- **Data for processing**
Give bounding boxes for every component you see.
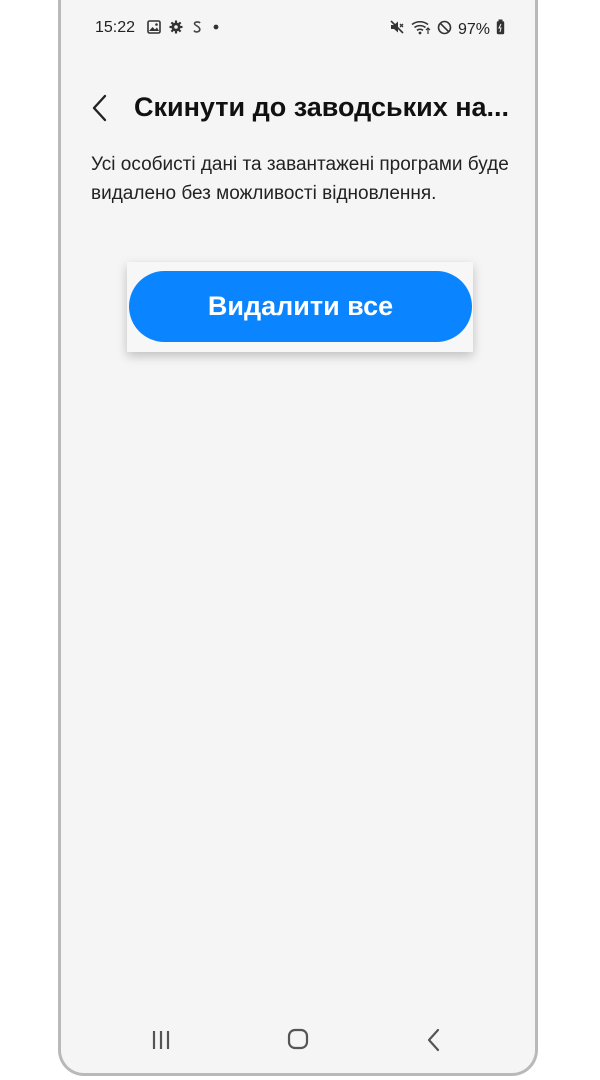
recent-apps-icon	[152, 1031, 170, 1049]
dnd-icon	[437, 20, 452, 40]
page-title: Скинути до заводських на...	[134, 92, 510, 122]
status-left-icons	[147, 20, 221, 39]
battery-icon	[496, 19, 505, 40]
back-button[interactable]	[85, 90, 117, 126]
gallery-icon	[147, 20, 161, 39]
description-text: Усі особисті дані та завантажені програм…	[91, 154, 509, 204]
nav-back-button[interactable]	[414, 1025, 454, 1055]
samsung-s-icon	[191, 20, 203, 39]
status-bar: 15:22 97%	[61, 14, 535, 44]
home-button[interactable]	[278, 1025, 318, 1055]
battery-percent: 97%	[457, 20, 490, 38]
navigation-bar	[61, 1019, 535, 1059]
status-time: 15:22	[95, 19, 136, 36]
recent-apps-button[interactable]	[141, 1025, 181, 1055]
app-header: Скинути до заводських на...	[61, 84, 535, 132]
chevron-left-icon	[92, 94, 107, 122]
back-arrow-icon	[427, 1028, 440, 1052]
home-icon	[287, 1028, 309, 1050]
status-right-icons: 97%	[389, 19, 505, 40]
wifi-icon	[411, 19, 431, 40]
delete-all-button[interactable]: Видалити все	[129, 271, 472, 342]
settings-gear-icon	[169, 20, 183, 39]
mute-icon	[389, 19, 405, 40]
dot-icon	[211, 20, 221, 39]
phone-screen: 15:22 97% Скинути до заводських на... Ус…	[58, 0, 538, 1076]
button-highlight: Видалити все	[127, 262, 473, 352]
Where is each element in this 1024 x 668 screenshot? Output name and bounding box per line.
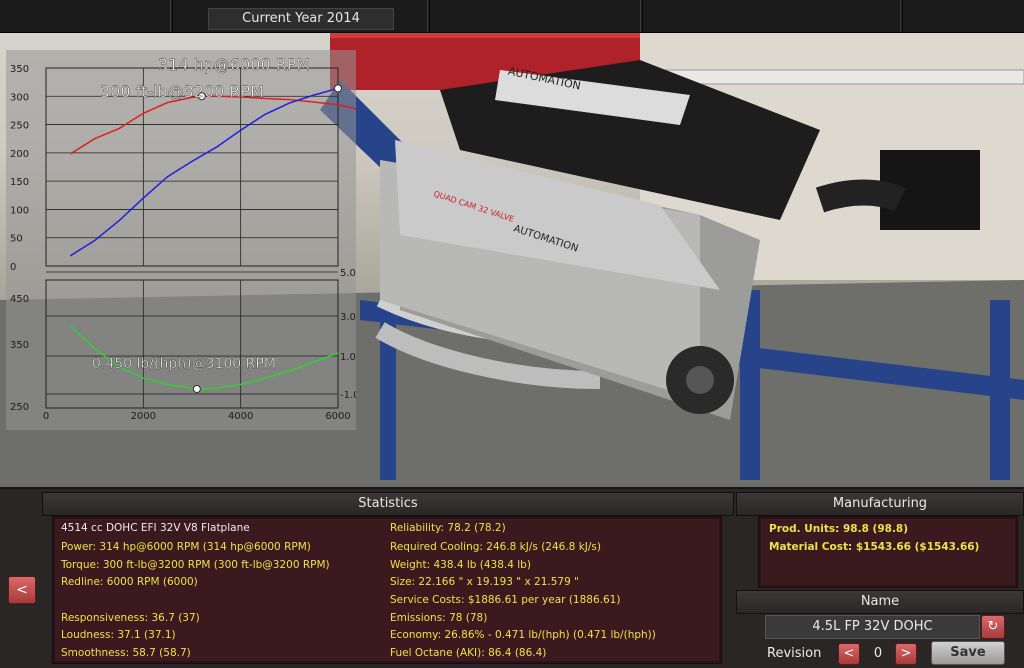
y-tick-label: 350 [10, 64, 29, 75]
x-tick-label: 0 [43, 411, 49, 422]
dyno-graph: 0 50 100 150 200 250 300 350 250 350 450 -1.0 1.0 3… [6, 50, 356, 430]
y-tick-label: 200 [10, 149, 29, 160]
dyno-graph-svg: 0 50 100 150 200 250 300 350 250 350 450 -1.0 1.0 3… [10, 55, 356, 422]
back-arrow-button[interactable]: < [8, 576, 36, 604]
y-tick-label: 0 [10, 262, 16, 273]
name-header: Name [736, 590, 1024, 614]
torque-curve [69, 95, 356, 155]
y-tick-label: 50 [10, 234, 23, 245]
power-peak-marker [334, 84, 342, 93]
y-tick-label: 150 [10, 177, 29, 188]
bsfc-min-label: 0.450 lb/(hph)@3100 RPM [92, 356, 276, 372]
engine-name-field[interactable]: 4.5L FP 32V DOHC [765, 615, 980, 639]
stat-redline: Redline: 6000 RPM (6000) [61, 576, 198, 588]
power-torque-y-ticks: 0 50 100 150 200 250 300 350 [10, 64, 29, 273]
power-curve [69, 87, 339, 257]
bsfc-y2-ticks: -1.0 1.0 3.0 5.0 [340, 268, 356, 401]
stat-reliability: Reliability: 78.2 (78.2) [390, 522, 506, 534]
y2-tick-label: 1.0 [340, 352, 356, 363]
series-layer [69, 87, 356, 390]
y-tick-label: 250 [10, 402, 29, 413]
bsfc-min-marker [192, 385, 201, 393]
current-year-label: Current Year 2014 [208, 8, 394, 30]
revision-label: Revision [767, 646, 822, 661]
bsfc-y-ticks: 250 350 450 [10, 294, 29, 413]
y2-tick-label: 5.0 [340, 268, 356, 279]
y-tick-label: 450 [10, 294, 29, 305]
stat-smoothness: Smoothness: 58.7 (58.7) [61, 647, 191, 659]
refresh-name-button[interactable]: ↻ [981, 615, 1005, 639]
material-cost: Material Cost: $1543.66 ($1543.66) [769, 541, 980, 553]
stat-emissions: Emissions: 78 (78) [390, 612, 488, 624]
stat-service-costs: Service Costs: $1886.61 per year (1886.6… [390, 594, 621, 606]
y2-tick-label: -1.0 [340, 390, 356, 401]
manufacturing-list: Prod. Units: 98.8 (98.8) Material Cost: … [758, 516, 1018, 588]
stat-torque: Torque: 300 ft-lb@3200 RPM (300 ft-lb@32… [61, 559, 330, 571]
manufacturing-header: Manufacturing [736, 492, 1024, 516]
y-tick-label: 250 [10, 121, 29, 132]
stat-economy: Economy: 26.86% - 0.471 lb/(hph) (0.471 … [390, 629, 656, 641]
stat-weight: Weight: 438.4 lb (438.4 lb) [390, 559, 531, 571]
statistics-header: Statistics [42, 492, 734, 516]
y-tick-label: 350 [10, 340, 29, 351]
y-tick-label: 300 [10, 92, 29, 103]
revision-value: 0 [873, 646, 883, 661]
x-axis-ticks: 0 2000 4000 6000 [43, 411, 351, 422]
x-tick-label: 4000 [228, 411, 253, 422]
x-tick-label: 6000 [325, 411, 350, 422]
stat-responsiveness: Responsiveness: 36.7 (37) [61, 612, 200, 624]
revision-prev-button[interactable]: < [838, 643, 860, 665]
top-bar: Current Year 2014 [0, 0, 1024, 33]
revision-next-button[interactable]: > [895, 643, 917, 665]
save-button[interactable]: Save [931, 641, 1005, 665]
stat-fuel-octane: Fuel Octane (AKI): 86.4 (86.4) [390, 647, 547, 659]
statistics-list: 4514 cc DOHC EFI 32V V8 Flatplane Power:… [52, 516, 722, 664]
stat-required-cooling: Required Cooling: 246.8 kJ/s (246.8 kJ/s… [390, 541, 601, 553]
stat-loudness: Loudness: 37.1 (37.1) [61, 629, 176, 641]
top-bar-divider [170, 0, 173, 32]
prod-units: Prod. Units: 98.8 (98.8) [769, 523, 909, 535]
marker-layer [192, 84, 342, 393]
y-tick-label: 100 [10, 205, 29, 216]
top-bar-divider [900, 0, 903, 32]
y2-tick-label: 3.0 [340, 312, 356, 323]
stat-engine-desc: 4514 cc DOHC EFI 32V V8 Flatplane [61, 522, 250, 534]
stat-size: Size: 22.166 " x 19.193 " x 21.579 " [390, 576, 579, 588]
top-bar-divider [427, 0, 430, 32]
torque-peak-label: 300 ft-lb@3200 RPM [100, 82, 264, 101]
stat-power: Power: 314 hp@6000 RPM (314 hp@6000 RPM) [61, 541, 311, 553]
x-tick-label: 2000 [131, 411, 156, 422]
top-bar-divider [640, 0, 643, 32]
refresh-icon: ↻ [987, 619, 999, 634]
power-peak-label: 314 hp@6000 RPM [158, 55, 310, 74]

- **Requirements**
Reproduce all the items above with every instance of "top-bar-divider" swapped for "header-separator", keeping everything else unchanged. Omit the pictures from your answer.

- **Response to this task**
Give bounding boxes for every component you see.
recent-apps-icon	[152, 1031, 170, 1049]
dnd-icon	[437, 20, 452, 40]
page-title: Скинути до заводських на...	[134, 92, 510, 122]
status-left-icons	[147, 20, 221, 39]
battery-icon	[496, 19, 505, 40]
back-button[interactable]	[85, 90, 117, 126]
gallery-icon	[147, 20, 161, 39]
description-text: Усі особисті дані та завантажені програм…	[91, 154, 509, 204]
nav-back-button[interactable]	[414, 1025, 454, 1055]
samsung-s-icon	[191, 20, 203, 39]
status-bar: 15:22 97%	[61, 14, 535, 44]
home-button[interactable]	[278, 1025, 318, 1055]
battery-percent: 97%	[457, 20, 490, 38]
navigation-bar	[61, 1019, 535, 1059]
status-time: 15:22	[95, 19, 136, 36]
recent-apps-button[interactable]	[141, 1025, 181, 1055]
app-header: Скинути до заводських на...	[61, 84, 535, 132]
chevron-left-icon	[92, 94, 107, 122]
back-arrow-icon	[427, 1028, 440, 1052]
home-icon	[287, 1028, 309, 1050]
status-right-icons: 97%	[389, 19, 505, 40]
wifi-icon	[411, 19, 431, 40]
delete-all-button[interactable]: Видалити все	[129, 271, 472, 342]
settings-gear-icon	[169, 20, 183, 39]
mute-icon	[389, 19, 405, 40]
dot-icon	[211, 20, 221, 39]
phone-screen: 15:22 97% Скинути до заводських на... Ус…	[58, 0, 538, 1076]
button-highlight: Видалити все	[127, 262, 473, 352]
Where is each element in this 1024 x 668 screenshot? Output name and bounding box per line.
y-tick-label: 350 [10, 64, 29, 75]
x-tick-label: 0 [43, 411, 49, 422]
dyno-graph: 0 50 100 150 200 250 300 350 250 350 450 -1.0 1.0 3… [6, 50, 356, 430]
y-tick-label: 200 [10, 149, 29, 160]
dyno-graph-svg: 0 50 100 150 200 250 300 350 250 350 450 -1.0 1.0 3… [10, 55, 356, 422]
back-arrow-button[interactable]: < [8, 576, 36, 604]
y-tick-label: 0 [10, 262, 16, 273]
name-header: Name [736, 590, 1024, 614]
torque-curve [69, 95, 356, 155]
y-tick-label: 50 [10, 234, 23, 245]
power-peak-marker [334, 84, 342, 93]
y-tick-label: 150 [10, 177, 29, 188]
bsfc-min-label: 0.450 lb/(hph)@3100 RPM [92, 356, 276, 372]
engine-name-field[interactable]: 4.5L FP 32V DOHC [765, 615, 980, 639]
stat-redline: Redline: 6000 RPM (6000) [61, 576, 198, 588]
power-torque-y-ticks: 0 50 100 150 200 250 300 350 [10, 64, 29, 273]
power-curve [69, 87, 339, 257]
bsfc-y2-ticks: -1.0 1.0 3.0 5.0 [340, 268, 356, 401]
stat-reliability: Reliability: 78.2 (78.2) [390, 522, 506, 534]
y2-tick-label: 1.0 [340, 352, 356, 363]
series-layer [69, 87, 356, 390]
y-tick-label: 250 [10, 402, 29, 413]
bsfc-min-marker [192, 385, 201, 393]
current-year-label: Current Year 2014 [208, 8, 394, 30]
revision-label: Revision [767, 646, 822, 661]
bsfc-y-ticks: 250 350 450 [10, 294, 29, 413]
y2-tick-label: 5.0 [340, 268, 356, 279]
y-tick-label: 450 [10, 294, 29, 305]
stat-smoothness: Smoothness: 58.7 (58.7) [61, 647, 191, 659]
refresh-name-button[interactable]: ↻ [981, 615, 1005, 639]
material-cost: Material Cost: $1543.66 ($1543.66) [769, 541, 980, 553]
stat-emissions: Emissions: 78 (78) [390, 612, 488, 624]
stat-service-costs: Service Costs: $1886.61 per year (1886.6… [390, 594, 621, 606]
y2-tick-label: -1.0 [340, 390, 356, 401]
manufacturing-list: Prod. Units: 98.8 (98.8) Material Cost: … [758, 516, 1018, 588]
stat-torque: Torque: 300 ft-lb@3200 RPM (300 ft-lb@32… [61, 559, 330, 571]
manufacturing-header: Manufacturing [736, 492, 1024, 516]
y-tick-label: 250 [10, 121, 29, 132]
stat-economy: Economy: 26.86% - 0.471 lb/(hph) (0.471 … [390, 629, 656, 641]
stat-weight: Weight: 438.4 lb (438.4 lb) [390, 559, 531, 571]
statistics-header: Statistics [42, 492, 734, 516]
y-tick-label: 350 [10, 340, 29, 351]
y-tick-label: 300 [10, 92, 29, 103]
revision-value: 0 [873, 646, 883, 661]
x-axis-ticks: 0 2000 4000 6000 [43, 411, 351, 422]
x-tick-label: 4000 [228, 411, 253, 422]
x-tick-label: 6000 [325, 411, 350, 422]
stat-responsiveness: Responsiveness: 36.7 (37) [61, 612, 200, 624]
revision-prev-button[interactable]: < [838, 643, 860, 665]
top-bar: Current Year 2014 [0, 0, 1024, 33]
revision-next-button[interactable]: > [895, 643, 917, 665]
save-button[interactable]: Save [931, 641, 1005, 665]
stat-fuel-octane: Fuel Octane (AKI): 86.4 (86.4) [390, 647, 547, 659]
statistics-list: 4514 cc DOHC EFI 32V V8 Flatplane Power:… [52, 516, 722, 664]
stat-required-cooling: Required Cooling: 246.8 kJ/s (246.8 kJ/s… [390, 541, 601, 553]
stat-loudness: Loudness: 37.1 (37.1) [61, 629, 176, 641]
header-separator [170, 0, 173, 32]
prod-units: Prod. Units: 98.8 (98.8) [769, 523, 909, 535]
marker-layer [192, 84, 342, 393]
y-tick-label: 100 [10, 205, 29, 216]
header-separator [900, 0, 903, 32]
y2-tick-label: 3.0 [340, 312, 356, 323]
stat-engine-desc: 4514 cc DOHC EFI 32V V8 Flatplane [61, 522, 250, 534]
stat-size: Size: 22.166 " x 19.193 " x 21.579 " [390, 576, 579, 588]
header-separator [427, 0, 430, 32]
torque-peak-label: 300 ft-lb@3200 RPM [100, 82, 264, 101]
stat-power: Power: 314 hp@6000 RPM (314 hp@6000 RPM) [61, 541, 311, 553]
x-tick-label: 2000 [131, 411, 156, 422]
header-separator [640, 0, 643, 32]
refresh-icon: ↻ [987, 619, 999, 634]
power-peak-label: 314 hp@6000 RPM [158, 55, 310, 74]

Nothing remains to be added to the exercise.